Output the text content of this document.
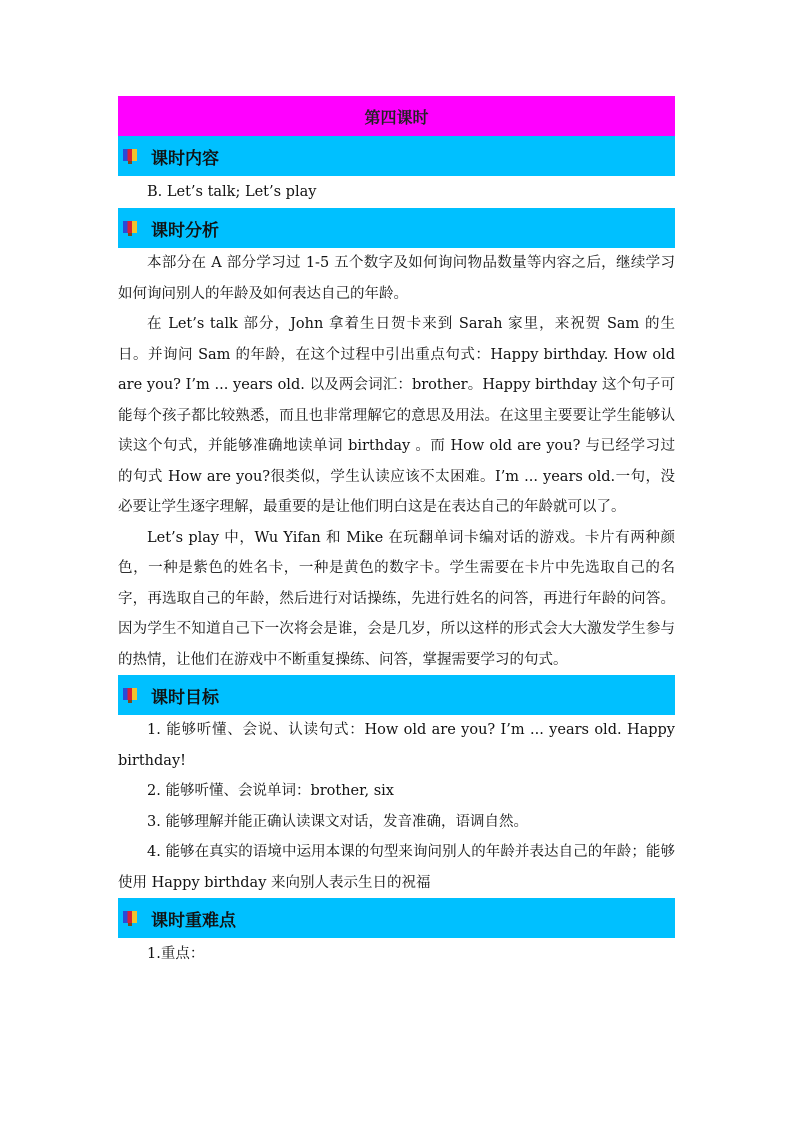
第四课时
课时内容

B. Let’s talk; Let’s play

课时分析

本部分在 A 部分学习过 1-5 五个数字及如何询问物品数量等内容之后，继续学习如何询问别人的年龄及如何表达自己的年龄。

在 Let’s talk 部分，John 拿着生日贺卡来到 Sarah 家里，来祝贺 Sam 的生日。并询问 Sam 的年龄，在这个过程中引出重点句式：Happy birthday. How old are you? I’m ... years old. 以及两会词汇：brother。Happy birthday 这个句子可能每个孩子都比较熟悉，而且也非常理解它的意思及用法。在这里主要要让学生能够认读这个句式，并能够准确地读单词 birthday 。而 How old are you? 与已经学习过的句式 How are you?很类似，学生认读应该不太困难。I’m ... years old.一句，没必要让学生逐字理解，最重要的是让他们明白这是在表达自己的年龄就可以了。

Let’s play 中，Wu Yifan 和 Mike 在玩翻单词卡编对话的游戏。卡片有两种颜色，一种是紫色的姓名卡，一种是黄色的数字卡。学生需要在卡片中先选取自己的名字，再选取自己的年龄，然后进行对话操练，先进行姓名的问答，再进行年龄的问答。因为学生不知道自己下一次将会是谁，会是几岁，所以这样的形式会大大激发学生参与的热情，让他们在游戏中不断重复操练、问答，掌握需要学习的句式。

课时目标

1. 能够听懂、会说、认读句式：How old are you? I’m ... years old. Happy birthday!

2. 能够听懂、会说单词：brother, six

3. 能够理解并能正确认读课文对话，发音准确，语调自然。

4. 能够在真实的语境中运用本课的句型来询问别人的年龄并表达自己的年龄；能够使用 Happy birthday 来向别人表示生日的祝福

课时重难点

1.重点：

---

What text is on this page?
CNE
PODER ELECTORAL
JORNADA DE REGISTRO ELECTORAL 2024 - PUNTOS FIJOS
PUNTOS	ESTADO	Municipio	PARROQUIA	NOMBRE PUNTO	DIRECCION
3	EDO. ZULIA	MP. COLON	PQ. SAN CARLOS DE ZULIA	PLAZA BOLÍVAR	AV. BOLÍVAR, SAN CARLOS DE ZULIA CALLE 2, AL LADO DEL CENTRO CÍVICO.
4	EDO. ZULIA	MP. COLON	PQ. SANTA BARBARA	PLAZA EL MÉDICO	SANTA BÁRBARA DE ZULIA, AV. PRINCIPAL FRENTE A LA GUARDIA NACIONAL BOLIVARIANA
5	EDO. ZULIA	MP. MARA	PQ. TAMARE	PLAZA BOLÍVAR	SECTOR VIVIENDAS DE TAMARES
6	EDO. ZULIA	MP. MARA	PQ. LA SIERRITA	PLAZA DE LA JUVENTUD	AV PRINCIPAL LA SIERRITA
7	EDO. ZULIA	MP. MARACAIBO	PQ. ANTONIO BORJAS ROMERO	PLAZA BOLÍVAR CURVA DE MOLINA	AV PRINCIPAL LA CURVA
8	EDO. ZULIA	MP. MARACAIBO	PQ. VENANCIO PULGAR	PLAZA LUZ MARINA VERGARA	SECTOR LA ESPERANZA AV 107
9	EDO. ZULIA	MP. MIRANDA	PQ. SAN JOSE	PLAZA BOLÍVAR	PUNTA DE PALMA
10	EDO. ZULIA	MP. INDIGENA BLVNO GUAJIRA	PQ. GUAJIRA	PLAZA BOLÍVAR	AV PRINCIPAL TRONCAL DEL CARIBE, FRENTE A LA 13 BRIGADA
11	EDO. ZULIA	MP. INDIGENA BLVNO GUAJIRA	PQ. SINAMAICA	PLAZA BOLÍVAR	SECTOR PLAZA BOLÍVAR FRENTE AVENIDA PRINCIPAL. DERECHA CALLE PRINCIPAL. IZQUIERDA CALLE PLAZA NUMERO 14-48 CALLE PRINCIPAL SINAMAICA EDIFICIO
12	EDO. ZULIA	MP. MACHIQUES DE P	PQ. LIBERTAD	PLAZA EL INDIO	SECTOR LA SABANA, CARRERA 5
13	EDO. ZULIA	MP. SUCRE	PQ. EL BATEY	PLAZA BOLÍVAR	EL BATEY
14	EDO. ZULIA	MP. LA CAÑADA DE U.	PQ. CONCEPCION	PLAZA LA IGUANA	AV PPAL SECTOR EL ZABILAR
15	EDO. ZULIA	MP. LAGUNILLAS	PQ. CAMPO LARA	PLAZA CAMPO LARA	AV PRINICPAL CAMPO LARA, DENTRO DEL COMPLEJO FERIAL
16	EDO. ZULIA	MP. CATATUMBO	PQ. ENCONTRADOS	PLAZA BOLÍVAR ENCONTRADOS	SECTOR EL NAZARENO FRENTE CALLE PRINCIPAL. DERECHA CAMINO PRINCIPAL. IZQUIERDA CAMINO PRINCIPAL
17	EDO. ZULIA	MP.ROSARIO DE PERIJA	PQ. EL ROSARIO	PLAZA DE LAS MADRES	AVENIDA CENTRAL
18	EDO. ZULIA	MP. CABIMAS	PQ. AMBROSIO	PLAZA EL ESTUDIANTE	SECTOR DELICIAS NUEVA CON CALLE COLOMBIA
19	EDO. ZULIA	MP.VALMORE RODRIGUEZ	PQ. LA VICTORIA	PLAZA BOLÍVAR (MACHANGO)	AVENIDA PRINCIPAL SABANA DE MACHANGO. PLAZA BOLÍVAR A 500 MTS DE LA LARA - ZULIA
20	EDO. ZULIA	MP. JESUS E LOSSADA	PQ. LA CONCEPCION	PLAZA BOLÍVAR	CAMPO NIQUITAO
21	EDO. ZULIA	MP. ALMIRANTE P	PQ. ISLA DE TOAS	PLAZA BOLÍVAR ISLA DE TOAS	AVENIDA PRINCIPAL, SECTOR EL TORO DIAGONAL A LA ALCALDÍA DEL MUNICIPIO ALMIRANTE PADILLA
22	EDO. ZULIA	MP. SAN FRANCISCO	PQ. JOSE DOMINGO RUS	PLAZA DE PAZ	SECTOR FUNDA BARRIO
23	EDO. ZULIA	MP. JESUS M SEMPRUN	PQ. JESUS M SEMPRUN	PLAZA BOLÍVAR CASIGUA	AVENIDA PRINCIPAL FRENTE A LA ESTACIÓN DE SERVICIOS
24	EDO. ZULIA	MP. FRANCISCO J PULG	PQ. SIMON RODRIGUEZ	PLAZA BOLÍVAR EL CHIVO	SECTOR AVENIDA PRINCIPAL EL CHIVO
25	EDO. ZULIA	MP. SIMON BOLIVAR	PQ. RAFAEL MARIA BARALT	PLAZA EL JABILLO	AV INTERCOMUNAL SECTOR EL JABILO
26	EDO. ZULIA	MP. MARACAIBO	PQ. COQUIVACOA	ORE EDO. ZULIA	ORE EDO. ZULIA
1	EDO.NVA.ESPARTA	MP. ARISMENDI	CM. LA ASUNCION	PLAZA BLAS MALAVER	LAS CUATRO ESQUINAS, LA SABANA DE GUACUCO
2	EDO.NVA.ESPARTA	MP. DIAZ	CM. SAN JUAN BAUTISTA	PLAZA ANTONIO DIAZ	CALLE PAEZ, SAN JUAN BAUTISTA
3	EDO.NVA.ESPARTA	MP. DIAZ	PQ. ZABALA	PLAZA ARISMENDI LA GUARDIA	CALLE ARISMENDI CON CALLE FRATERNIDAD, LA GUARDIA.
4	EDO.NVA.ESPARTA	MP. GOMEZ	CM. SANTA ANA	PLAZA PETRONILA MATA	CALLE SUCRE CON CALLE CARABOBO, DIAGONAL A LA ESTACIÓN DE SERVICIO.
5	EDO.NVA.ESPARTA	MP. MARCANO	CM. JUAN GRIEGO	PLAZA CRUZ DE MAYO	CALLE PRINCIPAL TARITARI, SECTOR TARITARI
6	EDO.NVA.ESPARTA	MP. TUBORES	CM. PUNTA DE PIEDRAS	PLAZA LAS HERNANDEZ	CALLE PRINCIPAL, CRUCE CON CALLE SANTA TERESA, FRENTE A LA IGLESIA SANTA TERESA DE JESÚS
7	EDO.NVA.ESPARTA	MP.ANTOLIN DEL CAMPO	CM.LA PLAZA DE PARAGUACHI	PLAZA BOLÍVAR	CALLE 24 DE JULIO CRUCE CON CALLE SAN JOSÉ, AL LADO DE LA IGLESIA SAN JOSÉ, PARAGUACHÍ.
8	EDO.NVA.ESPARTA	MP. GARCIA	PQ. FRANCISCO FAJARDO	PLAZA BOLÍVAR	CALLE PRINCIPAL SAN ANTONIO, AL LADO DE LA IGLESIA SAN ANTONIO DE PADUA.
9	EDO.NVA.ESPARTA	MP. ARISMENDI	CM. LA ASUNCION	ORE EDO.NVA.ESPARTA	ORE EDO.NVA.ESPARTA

---

## Your task
Reproduce each line of the material containing the word "CAMPO".

## Solved exercise
15	EDO. ZULIA	MP. LAGUNILLAS	PQ. CAMPO LARA	PLAZA CAMPO LARA	AV PRINICPAL CAMPO LARA, DENTRO DEL COMPLEJO FERIAL
20	EDO. ZULIA	MP. JESUS E LOSSADA	PQ. LA CONCEPCION	PLAZA BOLÍVAR	CAMPO NIQUITAO
7	EDO.NVA.ESPARTA	MP.ANTOLIN DEL CAMPO	CM.LA PLAZA DE PARAGUACHI	PLAZA BOLÍVAR	CALLE 24 DE JULIO CRUCE CON CALLE SAN JOSÉ, AL LADO DE LA IGLESIA SAN JOSÉ, PARAGUACHÍ.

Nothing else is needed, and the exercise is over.